* Alıntı Metin:

Gül: 200 bin dosya riskli, onayladım

Yargıtay ve Danıştay'da köklü değişiklikler yapan yasaya Cumhurbaşkanı Gül onay verdi. Gül, yasayı 200  bin dosyanın zaman aşımına uğrama riski olduğu için onayladığını söyledi.

'nin uzun süredir tartıştığı yüksek yargı düzenlemesinde son söz söylendi, Cumhurbaşkanı Abdullah Gül yasayı onayladı.

Yeni yasa, Yargıtay ile Danıştay'da daire ve üye sayısını düzenliyor.

Yasaya göre, Yargıtayda 32 olan daire sayısı 38'e, Danıştayda 13 olan daire sayısı 15'e çıkarılacak. Buna göre, Danıştay, 14'ü dava, biri idari daire olmak üzere 15 daireden oluşacak.

Yargıtay'ın üye sayısı 250'den 387'ye, Danıştaya da ise 95'ten 156'ya çıkarılıyor.

Düzenleme, Yargıtay ve Danıştay'ın bir dairesindeki iş yükü normal çalışma ile karşılanamayacak duruma gelmişse, işlerin başka bir daireye sevk edilebilmesinin de önü açılıyor. Yargıtay dairelerinde üye sayısı yeterliyse, bazı dosyalara iki heyet halinde de bakılabilecek.

Her dairede bir başkan ile yeteri kadar üye bulunacak. Heyetler, 1 başkan ve 4 üyenin katılımıyla toplanacak, salt çoğunlukla karar verecek. Sayının yeterli olması halinde birden fazla heyet oluşturulabilecek. Bu durumda
oluşturulan diğer heyetlere, heyette yer alan en kıdemli üye başkanlık edecek. Müzakereler gizli yapılacak.

Hakim ve savcıların bir soruşturma, kovuşturma veya davayla ilgili olarak yaptıkları işlem, yürüttükleri faaliyet veya verdikleri her türlü kararlar nedeniyle ancak devlet aleyhine tazminat davası açılabilecek.

Kişisel kusur, haksız fiil veya diğer sorumluluk sebeplerine dayanılarak da olsa hakim veya savcı aleyhine tazminat davası açılamayacak. Devlet aleyhine açılacak tazminat davası ancak dava konusu işlem, faaliyet veya kararın dayanağı olan soruşturma sonucunda verilen kovuşturmaya yer olmadığına dair kararın veya kamu davası açılmış ise kovuşturma sonucunda verilen hükmün, dava sonunda verilen hükmün kesinleştiği tarihten itibaren bir yıl içinde açılabilecek.

Kovuşturmaya yer olmadığına dair kararın veya hükmün kesinleşmesinden önce hakim veya savcının söz konusu işlem, faaliyet ya da kararıyla ilgili olarak görevinin gereklerine aykırı hareket etmek suretiyle görevini kötüye kullanmaktan  mahkumiyeti halinde ise tazminat davası hükmün kesinleşmesinden itibaren bir yıl içinde açılabilecek.

* Görev Tanımı: Yüksek yargı düzenlemesine ilişkin haberi, son cümlesinden sonrasını yazarak devam ettirin.

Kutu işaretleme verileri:
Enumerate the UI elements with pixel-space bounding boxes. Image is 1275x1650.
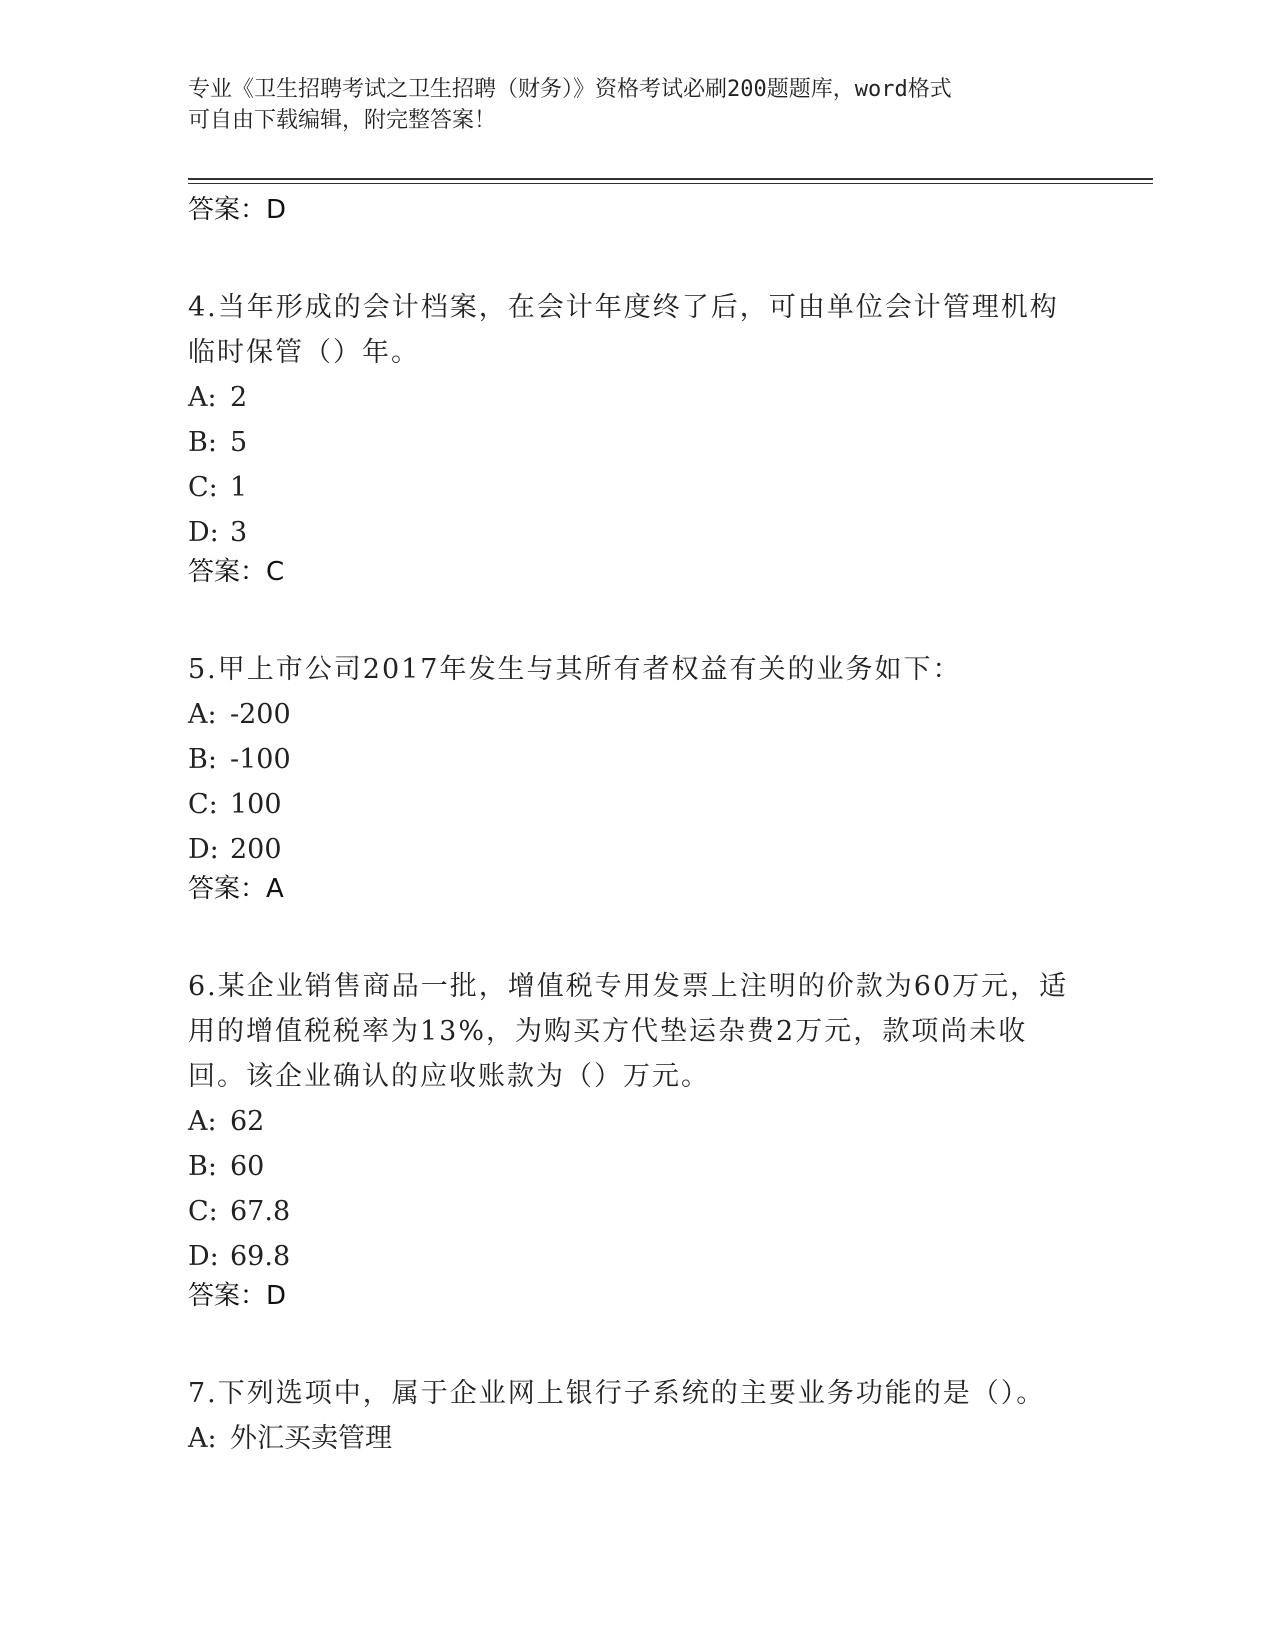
answer-line: 答案：A: [188, 874, 284, 904]
option-value: 1: [230, 472, 248, 503]
option-value: -200: [230, 699, 291, 730]
header-divider-thin: [188, 183, 1153, 184]
option-letter: B:: [188, 427, 217, 458]
option-value: 60: [230, 1151, 265, 1182]
option-value: 3: [230, 517, 248, 548]
question-text: 5.甲上市公司2017年发生与其所有者权益有关的业务如下：: [188, 654, 962, 685]
question-item: [188, 285, 1088, 589]
option-letter: D:: [188, 517, 219, 548]
question-item: [188, 647, 1088, 906]
answer-line: 答案：C: [188, 557, 285, 587]
option-letter: C:: [188, 789, 218, 820]
option-value: 外汇买卖管理: [230, 1423, 392, 1454]
header-line-2: 可自由下载编辑，附完整答案！: [188, 108, 497, 133]
option-letter: C:: [188, 472, 218, 503]
option-value: 62: [230, 1106, 265, 1137]
option-a: [188, 1416, 1088, 1461]
header-line-1: 专业《卫生招聘考试之卫生招聘（财务）》资格考试必刷200题题库，word格式: [188, 77, 952, 102]
option-a: [188, 692, 1088, 737]
option-value: 200: [230, 834, 282, 865]
answer-line: 答案：D: [188, 1281, 287, 1311]
option-c: [188, 782, 1088, 827]
question-item: [188, 964, 1088, 1313]
option-value: 5: [230, 427, 248, 458]
answer-line: 答案：D: [188, 195, 287, 225]
option-value: 100: [230, 789, 282, 820]
option-b: [188, 737, 1088, 782]
option-c: [188, 465, 1088, 510]
option-value: 67.8: [230, 1196, 291, 1227]
option-a: [188, 375, 1088, 420]
question-item: [188, 1371, 1088, 1461]
option-value: 69.8: [230, 1241, 291, 1272]
option-letter: C:: [188, 1196, 218, 1227]
option-letter: D:: [188, 1241, 219, 1272]
option-d: [188, 827, 1088, 872]
option-value: -100: [230, 744, 291, 775]
question-text: 7.下列选项中，属于企业网上银行子系统的主要业务功能的是（）。: [188, 1378, 1046, 1409]
option-letter: B:: [188, 744, 217, 775]
option-d: [188, 510, 1088, 555]
question-text: 4.当年形成的会计档案，在会计年度终了后，可由单位会计管理机构临时保管（）年。: [188, 292, 1059, 368]
option-d: [188, 1234, 1088, 1279]
option-b: [188, 1144, 1088, 1189]
header-divider: [188, 178, 1153, 180]
option-value: 2: [230, 382, 248, 413]
option-b: [188, 420, 1088, 465]
option-letter: A:: [188, 1106, 217, 1137]
option-letter: B:: [188, 1151, 217, 1182]
question-list: [188, 193, 1088, 1461]
option-a: [188, 1099, 1088, 1144]
option-letter: A:: [188, 382, 217, 413]
option-letter: A:: [188, 1423, 217, 1454]
option-letter: D:: [188, 834, 219, 865]
page-header: [188, 74, 1088, 136]
option-c: [188, 1189, 1088, 1234]
question-text: 6.某企业销售商品一批，增值税专用发票上注明的价款为60万元，适用的增值税税率为13%，为购买方代垫运杂费2万元，款项尚未收回。该企业确认的应收账款为（）万元。: [188, 971, 1069, 1092]
option-letter: A:: [188, 699, 217, 730]
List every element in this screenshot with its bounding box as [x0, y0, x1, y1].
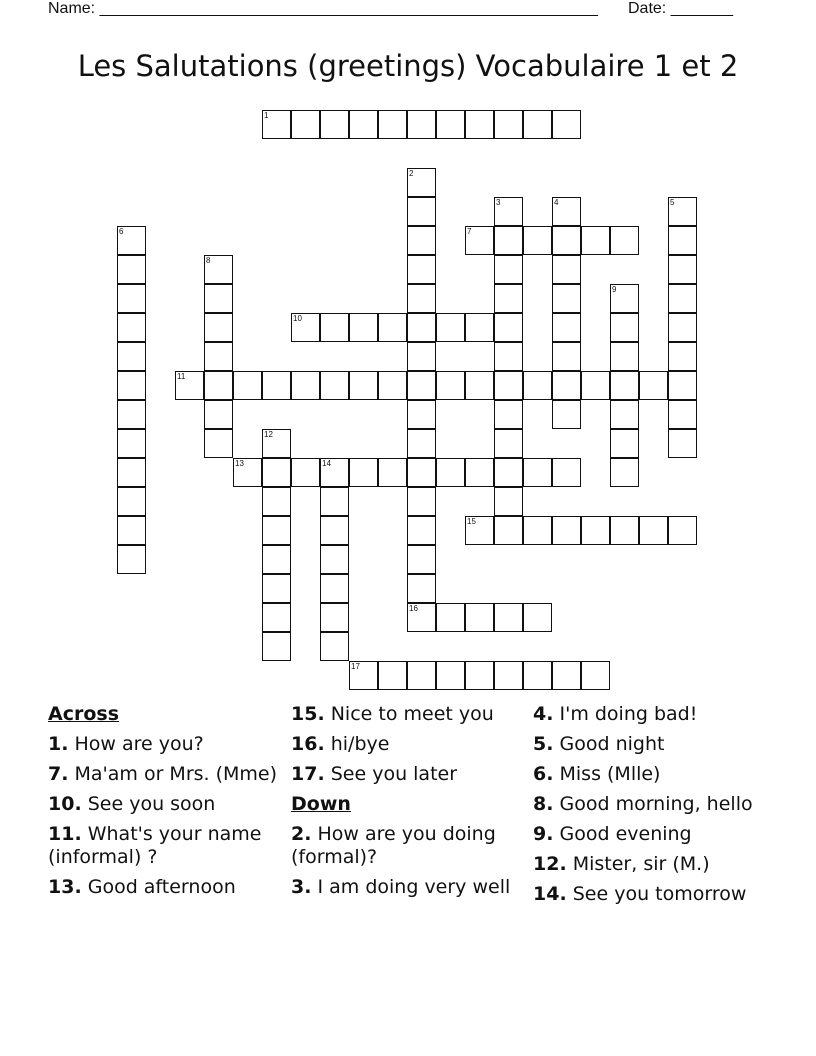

* Görev Sonucu:
Devlet, ödediği tazminattan dolayı, tazminat davasına konu işlem, faaliyet veya kararla ilgili olarak görevinin gereklerine aykırı hareket etmek suretiyle görevini kötüye kullanmaktan hakim veya savcıya rücu edecek. Kanun yoluna başvurulması için miktar veya değere ilişkin olarak öngörülen sınırlamalar, hakim ve savcıların işlem, faaliyet veya kararlarına dayanılarak açılan her türlü tazminat ve rücu davalarında uygulanmayacak.

Bu hükümler, yüksek mahkemelerin başkanları, başkanvekilleri, daire başkanları ve üyeleri ile Yargıtay Cumhuriyet Başsavcısı, Danıştay Başsavcısı ve Yargıtay Cumhuriyet Başsavcıvekilinin bir soruşturma, kovuşturma veya davayla ilgili olarak yaptıkları işlem, yürüttükleri faaliyet veya verdikleri her türlü kararlar, Hakimler ve Savcılar Yüksek Kurulu (HSYK) müfettişleri ile adalet müfettişlerinin, yetkilerini kullanırken yaptıkları işlem, yürüttükleri faaliyet ve verdikleri her türlü kararlar nedeniyle açılacak tazminat davaları hakkında da uygulanacak.

Asliye ticaret mahkemeleri tek hakimli olacak.

YARGITAY VE DANIŞTAY BAŞKANLARI NASIL SEÇİLECEK?
Yargıtay Başkanı ve birinci başkanvekilleri ile daire başkanlarının seçiminde Yargıtay Büyük Genel Kurulunun toplanabilmesi için üye tam sayısının salt çoğunluğunun hazır bulunması yeterli olacak. Mevcut düzenlemede, Büyük Genel  Kurul'un toplanabilmesi için üyelerin üçte ikisinin hazır bulunması gerekiyor. Danıştayda Başkan, başkanvekilleri, başsavcı ve daire başkanları seçiminde de aynı hüküm geçerli olacak.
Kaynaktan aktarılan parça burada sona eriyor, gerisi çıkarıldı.